**Brief A:** In the article on Comcast and unions, shorten the paragraph beginning "Comcast is the biggest cable provider" into a bulleted list that keeps its main facts.
**Brief B:** Resume the article on Comcast and unions, writing on from its final paragraph.

Comcast systematically squeezing out unions


By DON McINTOSH, Associate Editor

All that Communications Workers of America (CWA) wanted at first was to win for cable television and broadband internet workers the same union protections that many unionized telephone company workers enjoy.

But after several years of losing union battles with cable giant Comcast, CWA is realizing that until the United States changes its labor laws, it will be difficult for American workers to exercise their right to unionize. Along the way, CWA, the union that used to bargain with Bell, has become a critic of monopoly, and a welcome ally to local government regulators and consumer groups.

Comcast is the biggest cable provider in the United States, with operations in 35 states serving over 21 million subscribers — about a third of all U.S. cable customers. Most of that network it acquired in 2002, when Comcast, then a mid-sized cable provider based in Philadelphia, bought a national player, AT&T Broadband, a spinoff of AT&T.

With monopoly status in every local jurisdiction — and no regulation of rates — Comcast charges customers whatever it thinks they will pay. Cable rates have gone up three times as fast as inflation for the last five years. Basic cable is today $498 a year, while premium all-frills cable costs as much as $1,139 a year. Want Internet access with your cable line? That’s an additional $515 a year, or $635 if you’re not getting cable. It’s prices like these that account for Comcast’s more than $18 billion in annual revenue in 2003.

**Entries supplied:**

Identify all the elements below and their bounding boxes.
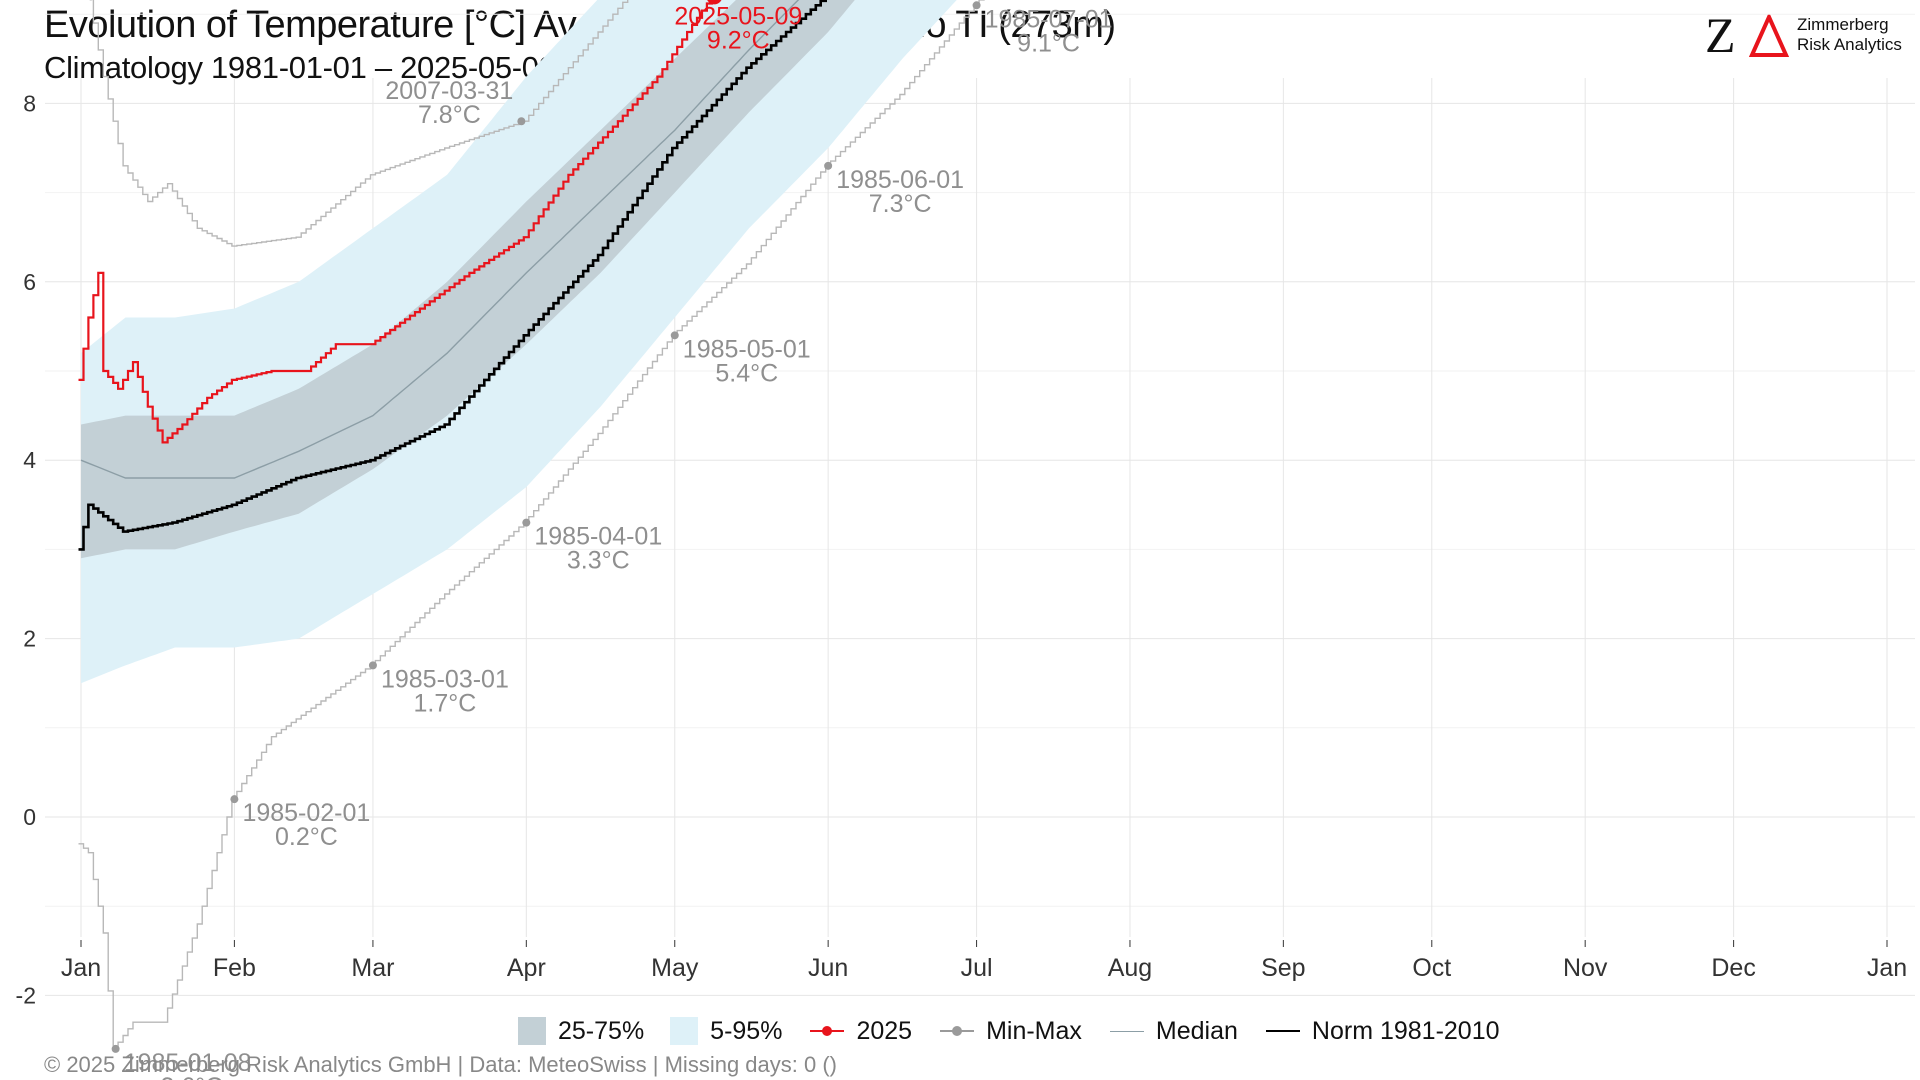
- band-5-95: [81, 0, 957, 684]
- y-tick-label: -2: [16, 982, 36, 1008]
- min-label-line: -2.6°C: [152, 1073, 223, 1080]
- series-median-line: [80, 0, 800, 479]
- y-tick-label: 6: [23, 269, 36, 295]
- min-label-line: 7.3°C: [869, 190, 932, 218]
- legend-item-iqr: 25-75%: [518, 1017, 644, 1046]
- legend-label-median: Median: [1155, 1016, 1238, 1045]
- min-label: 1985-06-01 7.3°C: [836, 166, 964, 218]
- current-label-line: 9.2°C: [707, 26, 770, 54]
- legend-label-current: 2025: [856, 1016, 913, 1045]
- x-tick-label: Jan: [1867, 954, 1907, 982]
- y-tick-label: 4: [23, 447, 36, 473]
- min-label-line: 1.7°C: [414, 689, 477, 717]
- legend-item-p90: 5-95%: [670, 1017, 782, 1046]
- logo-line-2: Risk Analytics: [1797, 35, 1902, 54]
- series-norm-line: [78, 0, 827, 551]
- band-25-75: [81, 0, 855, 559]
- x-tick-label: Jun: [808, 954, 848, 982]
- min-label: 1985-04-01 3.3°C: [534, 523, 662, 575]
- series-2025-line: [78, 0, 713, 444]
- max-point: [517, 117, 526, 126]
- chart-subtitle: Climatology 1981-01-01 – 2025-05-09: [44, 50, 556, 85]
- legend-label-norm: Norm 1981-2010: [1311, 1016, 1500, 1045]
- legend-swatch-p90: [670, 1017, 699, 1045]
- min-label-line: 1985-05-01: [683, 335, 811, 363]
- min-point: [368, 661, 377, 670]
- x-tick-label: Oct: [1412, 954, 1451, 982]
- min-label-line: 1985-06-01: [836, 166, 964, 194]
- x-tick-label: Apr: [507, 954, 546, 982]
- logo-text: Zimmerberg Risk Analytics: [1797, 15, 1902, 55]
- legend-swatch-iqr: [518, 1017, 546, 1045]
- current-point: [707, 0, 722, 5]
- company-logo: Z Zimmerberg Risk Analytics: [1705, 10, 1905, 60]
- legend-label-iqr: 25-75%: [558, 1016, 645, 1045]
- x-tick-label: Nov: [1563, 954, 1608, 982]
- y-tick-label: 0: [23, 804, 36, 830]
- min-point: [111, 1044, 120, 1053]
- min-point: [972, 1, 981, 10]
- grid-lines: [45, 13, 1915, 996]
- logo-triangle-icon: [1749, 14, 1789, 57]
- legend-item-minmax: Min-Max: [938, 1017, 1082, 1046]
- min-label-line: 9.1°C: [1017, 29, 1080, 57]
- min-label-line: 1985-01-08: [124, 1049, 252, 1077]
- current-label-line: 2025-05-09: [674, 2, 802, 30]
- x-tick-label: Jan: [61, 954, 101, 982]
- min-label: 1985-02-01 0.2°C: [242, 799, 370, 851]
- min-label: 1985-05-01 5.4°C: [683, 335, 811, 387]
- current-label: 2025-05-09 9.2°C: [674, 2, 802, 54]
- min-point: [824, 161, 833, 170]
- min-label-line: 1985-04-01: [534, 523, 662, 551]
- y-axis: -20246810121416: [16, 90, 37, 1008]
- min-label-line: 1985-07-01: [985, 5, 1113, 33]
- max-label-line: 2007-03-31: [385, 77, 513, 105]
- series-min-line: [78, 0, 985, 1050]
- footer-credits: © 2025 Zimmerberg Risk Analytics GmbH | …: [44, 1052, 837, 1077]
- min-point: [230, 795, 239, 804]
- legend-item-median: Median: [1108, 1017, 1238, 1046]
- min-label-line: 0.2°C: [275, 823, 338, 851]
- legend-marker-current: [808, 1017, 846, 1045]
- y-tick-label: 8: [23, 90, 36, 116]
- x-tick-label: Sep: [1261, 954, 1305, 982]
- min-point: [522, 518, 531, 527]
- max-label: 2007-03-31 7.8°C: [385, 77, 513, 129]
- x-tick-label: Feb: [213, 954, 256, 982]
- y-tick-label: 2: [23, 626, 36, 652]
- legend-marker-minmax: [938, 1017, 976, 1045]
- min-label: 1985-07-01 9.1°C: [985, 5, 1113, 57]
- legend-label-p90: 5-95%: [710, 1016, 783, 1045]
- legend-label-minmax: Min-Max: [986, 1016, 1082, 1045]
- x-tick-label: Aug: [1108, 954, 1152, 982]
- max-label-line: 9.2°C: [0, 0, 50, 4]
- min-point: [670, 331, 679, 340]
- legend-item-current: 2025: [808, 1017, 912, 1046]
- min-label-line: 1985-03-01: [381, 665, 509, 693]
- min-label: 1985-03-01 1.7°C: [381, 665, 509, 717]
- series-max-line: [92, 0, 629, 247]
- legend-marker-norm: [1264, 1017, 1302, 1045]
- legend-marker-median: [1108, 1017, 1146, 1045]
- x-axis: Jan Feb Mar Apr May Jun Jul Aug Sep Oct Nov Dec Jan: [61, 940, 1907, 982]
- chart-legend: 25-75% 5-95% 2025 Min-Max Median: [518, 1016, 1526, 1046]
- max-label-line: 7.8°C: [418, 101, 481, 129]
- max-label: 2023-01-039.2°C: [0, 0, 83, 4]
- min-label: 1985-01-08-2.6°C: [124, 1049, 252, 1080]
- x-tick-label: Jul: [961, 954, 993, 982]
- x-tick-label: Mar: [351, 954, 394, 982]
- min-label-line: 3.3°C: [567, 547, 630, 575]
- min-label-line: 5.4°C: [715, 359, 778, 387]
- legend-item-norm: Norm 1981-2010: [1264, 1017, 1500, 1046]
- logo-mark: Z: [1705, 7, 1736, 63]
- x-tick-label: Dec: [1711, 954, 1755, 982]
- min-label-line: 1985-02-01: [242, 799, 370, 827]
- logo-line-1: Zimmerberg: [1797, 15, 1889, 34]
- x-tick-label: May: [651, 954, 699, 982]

**Reply A:**
- Comcast is the largest cable provider in the United States.
- It operates in 35 states and serves more than 21 million subscribers, about a third of all U.S. cable customers.
- It acquired most of that network in 2002. At that time Comcast was a mid-sized cable provider based in Philadelphia, and it bought AT&T Broadband, a national player spun off from AT&T.

**Reply B:**
That’s good for the Roberts family, which founded Comcast and controls one-third of its voting stock. Not counting stock options, Comcast chief executive officer Brian Roberts (the son of Comcast’s founder) made $8.6 million last year, almost 300 times the $29,500 a year earned by the average Comcast technician, installer or customer service representative.

As outlined in a June 2004 special report by the group American Rights at Work, the jobs themselves are equivalent, but wages in the cable sector are about a third lower than wages in traditional land-line telephone companies, where unions still represent about three-fourths of the workers. Benefits are less generous: 401(k)s instead of traditional defined benefit pensions. And jobs are less secure, with annual turnover twice as high, part-time and temporary work more common, and vacancies less often filled by promotion from within than in the telephone sector.

The discrepancy would seem to make cable companies like Comcast ripe for unionizing.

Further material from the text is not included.